__TASK DIRECTIONS__:
Search the records for "December" and copy each line that holds it.

———

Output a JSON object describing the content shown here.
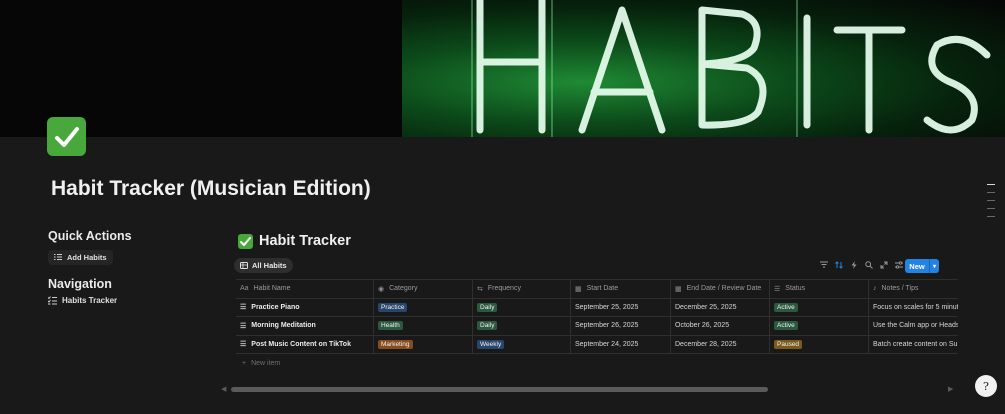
{
  "cover": {
    "word": "HABITS"
  },
  "page": {
    "icon": "check-mark-icon",
    "title": "Habit Tracker (Musician Edition)"
  },
  "quick_actions": {
    "heading": "Quick Actions",
    "add_button": "Add Habits"
  },
  "navigation": {
    "heading": "Navigation",
    "link": "Habits Tracker"
  },
  "database": {
    "title": "Habit Tracker",
    "view_tab": "All Habits",
    "new_button": "New",
    "new_item": "New item",
    "accent_color": "#2383e2",
    "columns": [
      "Habit Name",
      "Category",
      "Frequency",
      "Start Date",
      "End Date / Review Date",
      "Status",
      "Notes / Tips"
    ],
    "rows": [
      {
        "name": "Practice Piano",
        "category": "Practice",
        "frequency": "Daily",
        "start": "September 25, 2025",
        "end": "December 25, 2025",
        "status": "Active",
        "notes": "Focus on scales for 5 minut"
      },
      {
        "name": "Morning Meditation",
        "category": "Health",
        "frequency": "Daily",
        "start": "September 26, 2025",
        "end": "October 26, 2025",
        "status": "Active",
        "notes": "Use the Calm app or Heads"
      },
      {
        "name": "Post Music Content on TikTok",
        "category": "Marketing",
        "frequency": "Weekly",
        "start": "September 24, 2025",
        "end": "December 28, 2025",
        "status": "Paused",
        "notes": "Batch create content on Su"
      }
    ]
  },
  "help_button": "?"
}
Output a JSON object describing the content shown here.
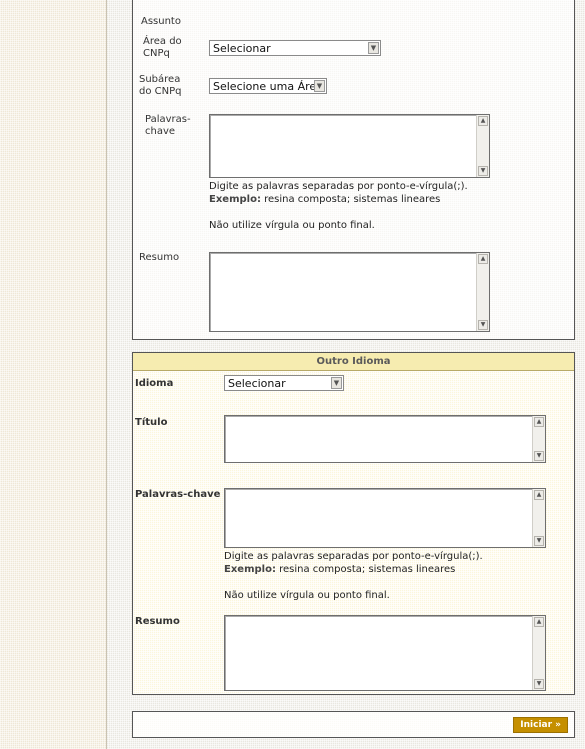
{
  "subject_section": {
    "heading": "Assunto",
    "area_label": "Área do CNPq",
    "area_value": "Selecionar",
    "subarea_label": "Subárea do CNPq",
    "subarea_value": "Selecione uma Área",
    "keywords_label": "Palavras-chave",
    "keywords_hint_line1": "Digite as palavras separadas por ponto-e-vírgula(;).",
    "keywords_hint_example_label": "Exemplo:",
    "keywords_hint_example_text": " resina composta; sistemas lineares",
    "keywords_hint_line3": "Não utilize vírgula ou ponto final.",
    "abstract_label": "Resumo"
  },
  "other_language_section": {
    "title": "Outro Idioma",
    "language_label": "Idioma",
    "language_value": "Selecionar",
    "title_label": "Título",
    "keywords_label": "Palavras-chave",
    "keywords_hint_line1": "Digite as palavras separadas por ponto-e-vírgula(;).",
    "keywords_hint_example_label": "Exemplo:",
    "keywords_hint_example_text": " resina composta; sistemas lineares",
    "keywords_hint_line3": "Não utilize vírgula ou ponto final.",
    "abstract_label": "Resumo"
  },
  "footer": {
    "start_button": "Iniciar »"
  },
  "icons": {
    "dropdown": "chevron-down-icon",
    "scroll_up": "scroll-up-arrow-icon",
    "scroll_down": "scroll-down-arrow-icon"
  },
  "colors": {
    "page_bg": "#e9e7e0",
    "left_column_bg": "#efe7d6",
    "other_language_bg": "#fbf6dc",
    "title_bar_bg": "#f6ecb0",
    "button_bg": "#c58f00"
  }
}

———

__TASK SOLUTION__:
        "end": "December 25, 2025",
        "end": "December 28, 2025",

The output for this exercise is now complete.